Task prompt:
List all lines of the data containing the word "name".

Extracted records:
[start]
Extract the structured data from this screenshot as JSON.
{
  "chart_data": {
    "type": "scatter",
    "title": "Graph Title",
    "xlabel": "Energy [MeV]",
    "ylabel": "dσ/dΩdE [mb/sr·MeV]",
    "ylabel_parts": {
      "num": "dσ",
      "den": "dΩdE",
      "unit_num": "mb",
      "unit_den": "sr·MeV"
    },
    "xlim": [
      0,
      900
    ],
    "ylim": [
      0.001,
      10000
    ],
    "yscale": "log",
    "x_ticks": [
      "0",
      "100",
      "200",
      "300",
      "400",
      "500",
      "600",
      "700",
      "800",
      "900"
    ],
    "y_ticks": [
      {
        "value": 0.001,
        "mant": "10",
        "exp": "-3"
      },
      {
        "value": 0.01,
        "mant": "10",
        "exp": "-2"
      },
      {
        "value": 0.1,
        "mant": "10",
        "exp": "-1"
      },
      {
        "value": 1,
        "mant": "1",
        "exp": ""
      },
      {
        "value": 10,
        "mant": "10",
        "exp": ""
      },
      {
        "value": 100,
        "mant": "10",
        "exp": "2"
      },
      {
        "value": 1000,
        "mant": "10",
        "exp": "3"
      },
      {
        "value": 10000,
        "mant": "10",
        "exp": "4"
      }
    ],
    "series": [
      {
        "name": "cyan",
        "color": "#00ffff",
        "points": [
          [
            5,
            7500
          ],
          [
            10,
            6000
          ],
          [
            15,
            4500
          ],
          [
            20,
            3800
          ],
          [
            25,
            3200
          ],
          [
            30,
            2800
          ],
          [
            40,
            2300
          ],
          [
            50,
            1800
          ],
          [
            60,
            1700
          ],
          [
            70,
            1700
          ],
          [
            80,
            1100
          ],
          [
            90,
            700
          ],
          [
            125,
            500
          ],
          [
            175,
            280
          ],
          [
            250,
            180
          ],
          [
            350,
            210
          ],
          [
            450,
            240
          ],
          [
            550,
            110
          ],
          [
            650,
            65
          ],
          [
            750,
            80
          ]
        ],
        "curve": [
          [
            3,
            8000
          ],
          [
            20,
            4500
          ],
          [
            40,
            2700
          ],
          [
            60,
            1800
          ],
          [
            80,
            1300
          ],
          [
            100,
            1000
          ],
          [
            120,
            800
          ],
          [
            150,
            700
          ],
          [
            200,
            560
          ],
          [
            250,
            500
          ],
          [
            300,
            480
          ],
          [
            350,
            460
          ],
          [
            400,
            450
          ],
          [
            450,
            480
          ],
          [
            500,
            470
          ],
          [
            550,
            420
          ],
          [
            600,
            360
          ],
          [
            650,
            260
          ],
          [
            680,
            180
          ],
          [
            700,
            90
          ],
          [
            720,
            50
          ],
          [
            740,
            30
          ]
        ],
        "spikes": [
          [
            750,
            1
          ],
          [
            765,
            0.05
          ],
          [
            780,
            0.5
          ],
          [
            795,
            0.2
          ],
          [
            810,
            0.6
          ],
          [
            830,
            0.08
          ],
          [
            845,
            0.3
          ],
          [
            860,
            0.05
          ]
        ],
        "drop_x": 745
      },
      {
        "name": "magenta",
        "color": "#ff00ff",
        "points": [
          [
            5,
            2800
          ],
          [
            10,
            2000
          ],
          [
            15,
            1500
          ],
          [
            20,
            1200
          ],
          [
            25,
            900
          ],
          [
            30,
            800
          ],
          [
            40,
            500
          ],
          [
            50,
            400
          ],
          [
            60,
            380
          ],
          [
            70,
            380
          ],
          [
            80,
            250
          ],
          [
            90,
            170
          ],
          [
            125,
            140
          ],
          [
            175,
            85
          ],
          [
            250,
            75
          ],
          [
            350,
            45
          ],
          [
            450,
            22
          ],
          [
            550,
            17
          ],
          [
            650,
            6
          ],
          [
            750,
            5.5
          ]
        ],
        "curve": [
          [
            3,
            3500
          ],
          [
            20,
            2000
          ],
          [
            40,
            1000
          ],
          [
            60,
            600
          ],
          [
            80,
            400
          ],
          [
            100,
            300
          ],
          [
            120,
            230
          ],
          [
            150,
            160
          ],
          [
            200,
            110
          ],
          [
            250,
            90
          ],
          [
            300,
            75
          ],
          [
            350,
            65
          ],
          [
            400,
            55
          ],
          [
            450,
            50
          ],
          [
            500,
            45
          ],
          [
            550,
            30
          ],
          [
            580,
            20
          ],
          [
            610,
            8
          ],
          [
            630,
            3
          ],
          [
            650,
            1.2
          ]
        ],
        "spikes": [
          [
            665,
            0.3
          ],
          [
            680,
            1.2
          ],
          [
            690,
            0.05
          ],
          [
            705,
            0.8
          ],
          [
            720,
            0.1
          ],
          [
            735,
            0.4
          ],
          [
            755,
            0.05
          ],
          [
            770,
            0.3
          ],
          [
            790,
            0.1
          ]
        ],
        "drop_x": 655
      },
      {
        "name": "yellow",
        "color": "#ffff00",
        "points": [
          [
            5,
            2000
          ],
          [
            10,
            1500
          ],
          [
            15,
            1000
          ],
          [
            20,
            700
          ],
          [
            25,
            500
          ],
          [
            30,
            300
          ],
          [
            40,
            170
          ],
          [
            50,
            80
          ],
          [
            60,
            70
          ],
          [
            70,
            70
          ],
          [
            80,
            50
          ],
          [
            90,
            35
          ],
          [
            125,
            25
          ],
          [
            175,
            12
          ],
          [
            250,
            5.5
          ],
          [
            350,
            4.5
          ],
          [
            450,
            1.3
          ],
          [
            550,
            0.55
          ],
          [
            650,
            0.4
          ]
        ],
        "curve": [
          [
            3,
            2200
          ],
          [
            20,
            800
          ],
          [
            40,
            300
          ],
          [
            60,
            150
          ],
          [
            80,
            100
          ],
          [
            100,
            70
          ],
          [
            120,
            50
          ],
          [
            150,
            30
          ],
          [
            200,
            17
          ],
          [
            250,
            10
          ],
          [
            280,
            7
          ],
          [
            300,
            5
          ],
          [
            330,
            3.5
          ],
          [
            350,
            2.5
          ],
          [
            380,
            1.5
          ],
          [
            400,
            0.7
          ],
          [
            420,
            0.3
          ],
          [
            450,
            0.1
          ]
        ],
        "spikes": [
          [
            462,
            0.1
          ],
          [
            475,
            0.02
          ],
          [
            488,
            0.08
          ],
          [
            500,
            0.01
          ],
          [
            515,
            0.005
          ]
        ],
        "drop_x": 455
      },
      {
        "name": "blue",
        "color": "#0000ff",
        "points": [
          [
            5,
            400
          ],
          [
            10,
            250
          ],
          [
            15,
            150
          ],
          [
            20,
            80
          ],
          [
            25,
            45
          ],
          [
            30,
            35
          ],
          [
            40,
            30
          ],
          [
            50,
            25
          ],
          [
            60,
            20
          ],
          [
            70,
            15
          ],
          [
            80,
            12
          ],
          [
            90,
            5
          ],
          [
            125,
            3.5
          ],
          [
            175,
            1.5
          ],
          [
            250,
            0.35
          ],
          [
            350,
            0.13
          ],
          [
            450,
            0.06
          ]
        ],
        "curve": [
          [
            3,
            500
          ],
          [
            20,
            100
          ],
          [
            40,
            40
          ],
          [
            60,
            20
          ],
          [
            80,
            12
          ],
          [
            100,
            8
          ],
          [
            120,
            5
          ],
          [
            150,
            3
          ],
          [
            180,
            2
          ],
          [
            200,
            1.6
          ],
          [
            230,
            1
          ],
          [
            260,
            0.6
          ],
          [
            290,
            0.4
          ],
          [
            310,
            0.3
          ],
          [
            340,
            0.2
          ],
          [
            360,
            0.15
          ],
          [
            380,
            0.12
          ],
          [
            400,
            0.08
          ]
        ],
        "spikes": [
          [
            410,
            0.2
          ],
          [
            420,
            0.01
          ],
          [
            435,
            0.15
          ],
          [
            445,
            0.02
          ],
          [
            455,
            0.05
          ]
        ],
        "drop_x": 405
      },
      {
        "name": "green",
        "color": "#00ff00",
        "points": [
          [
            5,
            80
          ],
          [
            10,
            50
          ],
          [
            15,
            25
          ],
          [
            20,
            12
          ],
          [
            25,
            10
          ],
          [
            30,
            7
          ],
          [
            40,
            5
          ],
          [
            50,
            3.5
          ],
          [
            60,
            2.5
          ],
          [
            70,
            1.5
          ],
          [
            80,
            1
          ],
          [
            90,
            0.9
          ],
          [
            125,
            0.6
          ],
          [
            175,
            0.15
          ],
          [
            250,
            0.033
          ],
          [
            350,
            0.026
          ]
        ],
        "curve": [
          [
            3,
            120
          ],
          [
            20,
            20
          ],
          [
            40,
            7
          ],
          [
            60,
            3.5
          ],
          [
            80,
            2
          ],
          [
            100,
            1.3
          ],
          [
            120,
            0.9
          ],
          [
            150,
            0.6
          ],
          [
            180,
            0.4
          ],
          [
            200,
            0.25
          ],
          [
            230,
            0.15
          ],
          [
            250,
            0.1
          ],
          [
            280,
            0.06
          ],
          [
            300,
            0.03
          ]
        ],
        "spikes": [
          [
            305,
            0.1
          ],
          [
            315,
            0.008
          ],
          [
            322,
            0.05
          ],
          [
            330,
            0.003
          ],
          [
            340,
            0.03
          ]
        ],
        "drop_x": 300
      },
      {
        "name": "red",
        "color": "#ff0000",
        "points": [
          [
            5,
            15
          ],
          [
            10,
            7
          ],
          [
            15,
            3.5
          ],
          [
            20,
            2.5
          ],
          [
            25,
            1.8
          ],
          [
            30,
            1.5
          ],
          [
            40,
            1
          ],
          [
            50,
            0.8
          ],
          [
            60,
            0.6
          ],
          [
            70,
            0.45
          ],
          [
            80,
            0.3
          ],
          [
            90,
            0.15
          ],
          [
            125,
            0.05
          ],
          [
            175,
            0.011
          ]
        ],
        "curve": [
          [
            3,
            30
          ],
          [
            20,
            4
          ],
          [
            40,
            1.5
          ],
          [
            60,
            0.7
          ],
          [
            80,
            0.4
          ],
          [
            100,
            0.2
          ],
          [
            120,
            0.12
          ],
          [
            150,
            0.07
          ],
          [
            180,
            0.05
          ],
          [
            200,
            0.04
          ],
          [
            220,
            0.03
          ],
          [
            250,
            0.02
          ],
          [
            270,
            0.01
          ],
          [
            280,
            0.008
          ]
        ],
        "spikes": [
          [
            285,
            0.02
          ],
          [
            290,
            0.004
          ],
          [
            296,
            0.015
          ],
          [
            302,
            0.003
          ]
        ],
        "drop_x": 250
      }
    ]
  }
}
[end]
Solution to the problem:
        "name": "cyan",
        "name": "magenta",
        "name": "yellow",
        "name": "blue",
        "name": "green",
        "name": "red",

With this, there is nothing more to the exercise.